## Start MATERIAL

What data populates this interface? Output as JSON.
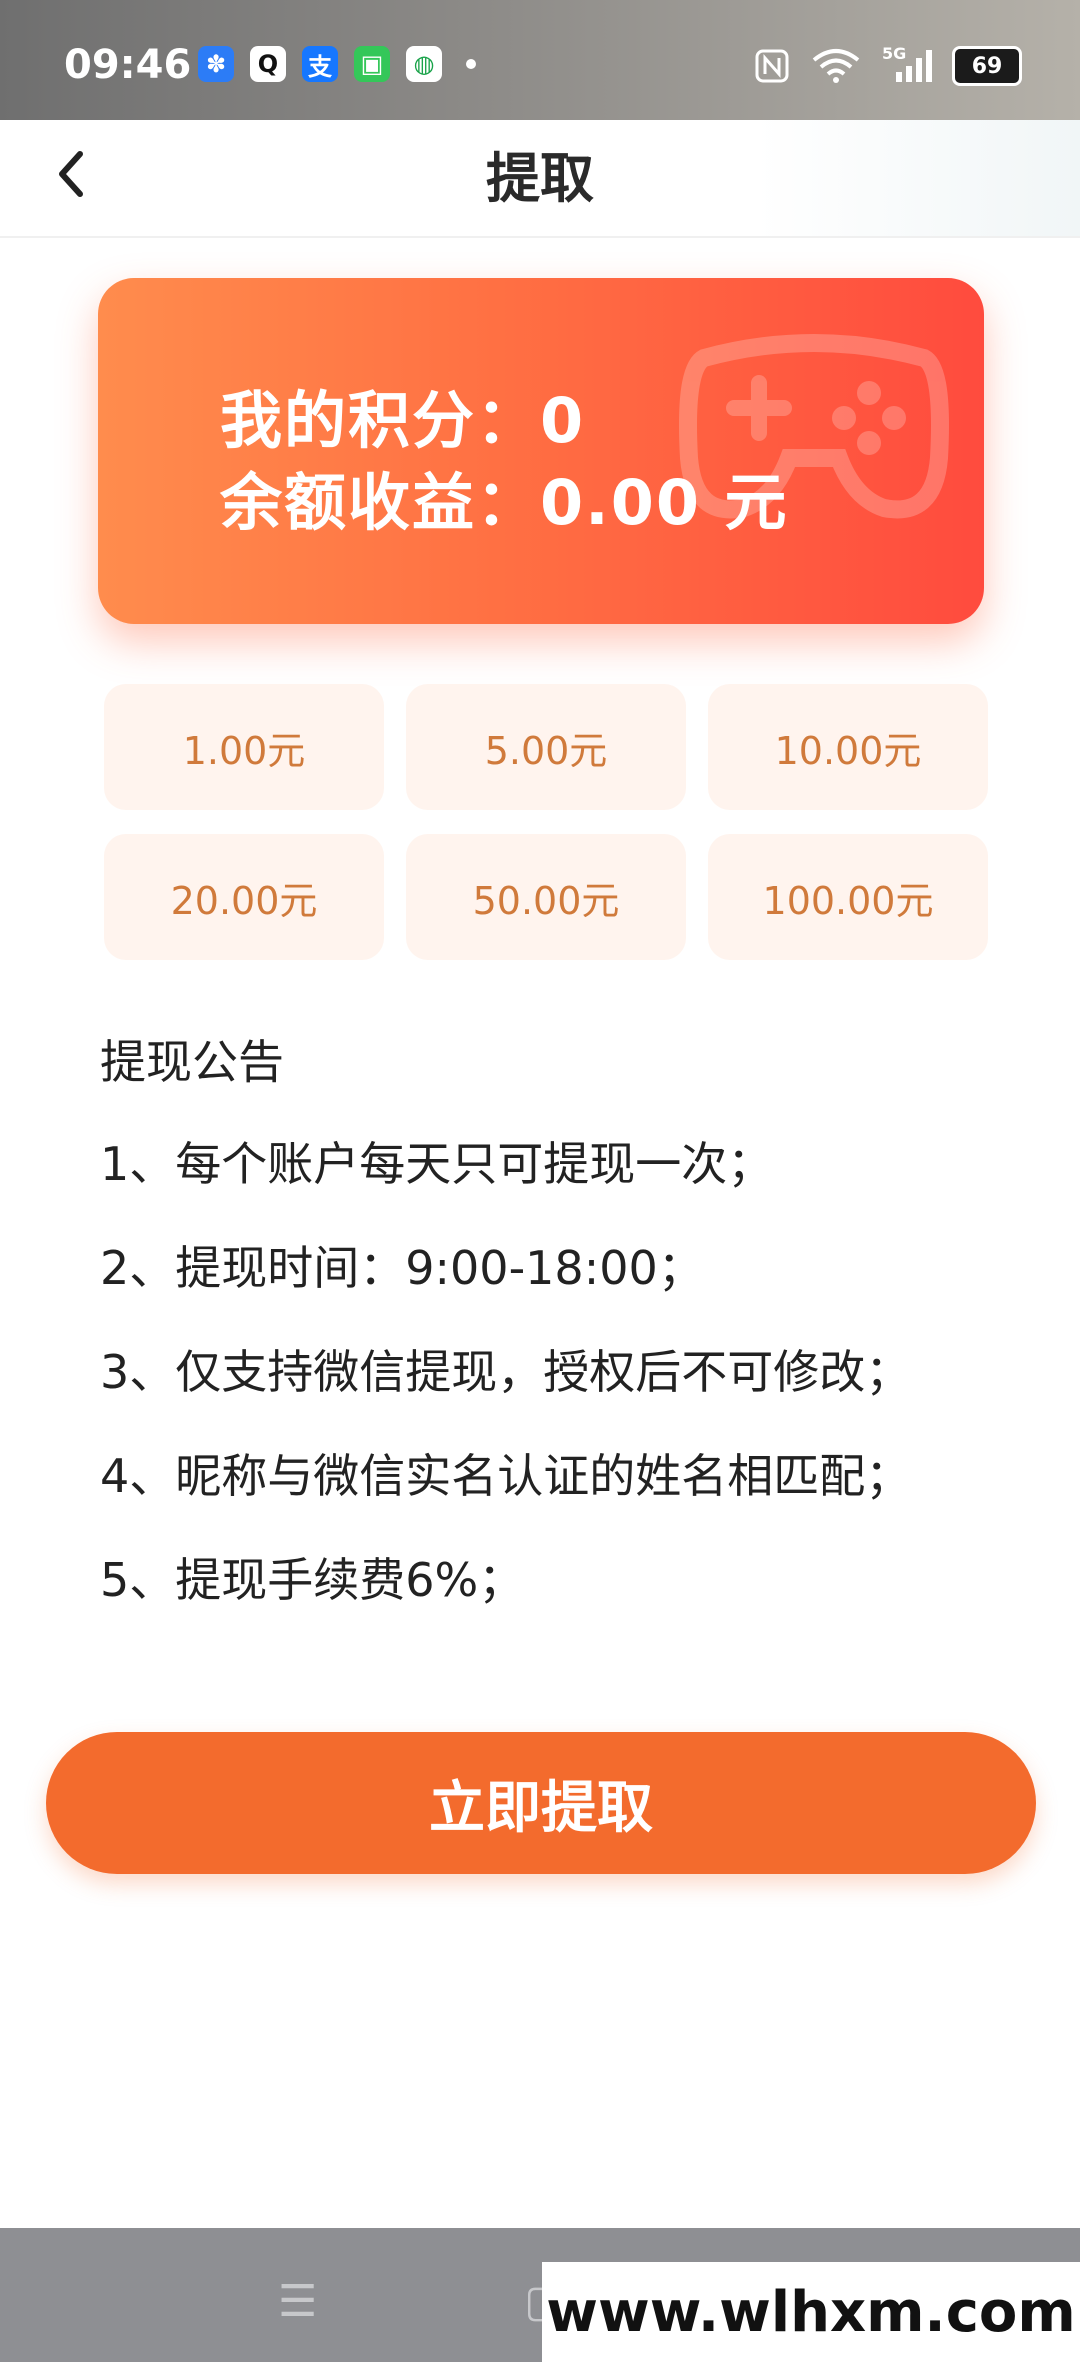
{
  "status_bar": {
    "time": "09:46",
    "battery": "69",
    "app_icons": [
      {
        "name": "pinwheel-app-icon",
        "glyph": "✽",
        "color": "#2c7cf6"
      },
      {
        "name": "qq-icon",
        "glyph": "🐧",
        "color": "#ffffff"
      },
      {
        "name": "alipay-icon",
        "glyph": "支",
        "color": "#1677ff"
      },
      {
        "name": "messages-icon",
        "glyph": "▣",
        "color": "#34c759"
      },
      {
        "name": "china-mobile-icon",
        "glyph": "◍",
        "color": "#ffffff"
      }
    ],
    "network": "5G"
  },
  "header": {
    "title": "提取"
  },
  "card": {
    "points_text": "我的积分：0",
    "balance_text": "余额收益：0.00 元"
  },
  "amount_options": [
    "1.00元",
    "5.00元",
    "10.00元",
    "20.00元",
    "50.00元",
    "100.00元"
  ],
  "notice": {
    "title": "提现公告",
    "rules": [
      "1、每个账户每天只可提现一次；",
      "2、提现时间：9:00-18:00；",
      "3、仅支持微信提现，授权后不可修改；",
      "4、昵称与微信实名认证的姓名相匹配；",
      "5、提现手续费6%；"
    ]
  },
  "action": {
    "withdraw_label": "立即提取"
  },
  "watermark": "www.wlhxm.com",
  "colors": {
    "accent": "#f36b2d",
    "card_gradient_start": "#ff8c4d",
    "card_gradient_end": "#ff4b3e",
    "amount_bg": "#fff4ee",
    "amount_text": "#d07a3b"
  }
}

## End MATERIAL

**GOAL OF THE EXERCISE:** Every line of the material is to be quoted exactly, with no pictures carried over.

**IN RESPONSE:**
What data populates this interface? Output as JSON.
{
  "status_bar": {
    "time": "09:46",
    "battery": "69",
    "app_icons": [
      {
        "name": "pinwheel-app-icon",
        "glyph": "✽",
        "color": "#2c7cf6"
      },
      {
        "name": "qq-icon",
        "glyph": "🐧",
        "color": "#ffffff"
      },
      {
        "name": "alipay-icon",
        "glyph": "支",
        "color": "#1677ff"
      },
      {
        "name": "messages-icon",
        "glyph": "▣",
        "color": "#34c759"
      },
      {
        "name": "china-mobile-icon",
        "glyph": "◍",
        "color": "#ffffff"
      }
    ],
    "network": "5G"
  },
  "header": {
    "title": "提取"
  },
  "card": {
    "points_text": "我的积分：0",
    "balance_text": "余额收益：0.00 元"
  },
  "amount_options": [
    "1.00元",
    "5.00元",
    "10.00元",
    "20.00元",
    "50.00元",
    "100.00元"
  ],
  "notice": {
    "title": "提现公告",
    "rules": [
      "1、每个账户每天只可提现一次；",
      "2、提现时间：9:00-18:00；",
      "3、仅支持微信提现，授权后不可修改；",
      "4、昵称与微信实名认证的姓名相匹配；",
      "5、提现手续费6%；"
    ]
  },
  "action": {
    "withdraw_label": "立即提取"
  },
  "watermark": "www.wlhxm.com",
  "colors": {
    "accent": "#f36b2d",
    "card_gradient_start": "#ff8c4d",
    "card_gradient_end": "#ff4b3e",
    "amount_bg": "#fff4ee",
    "amount_text": "#d07a3b"
  }
}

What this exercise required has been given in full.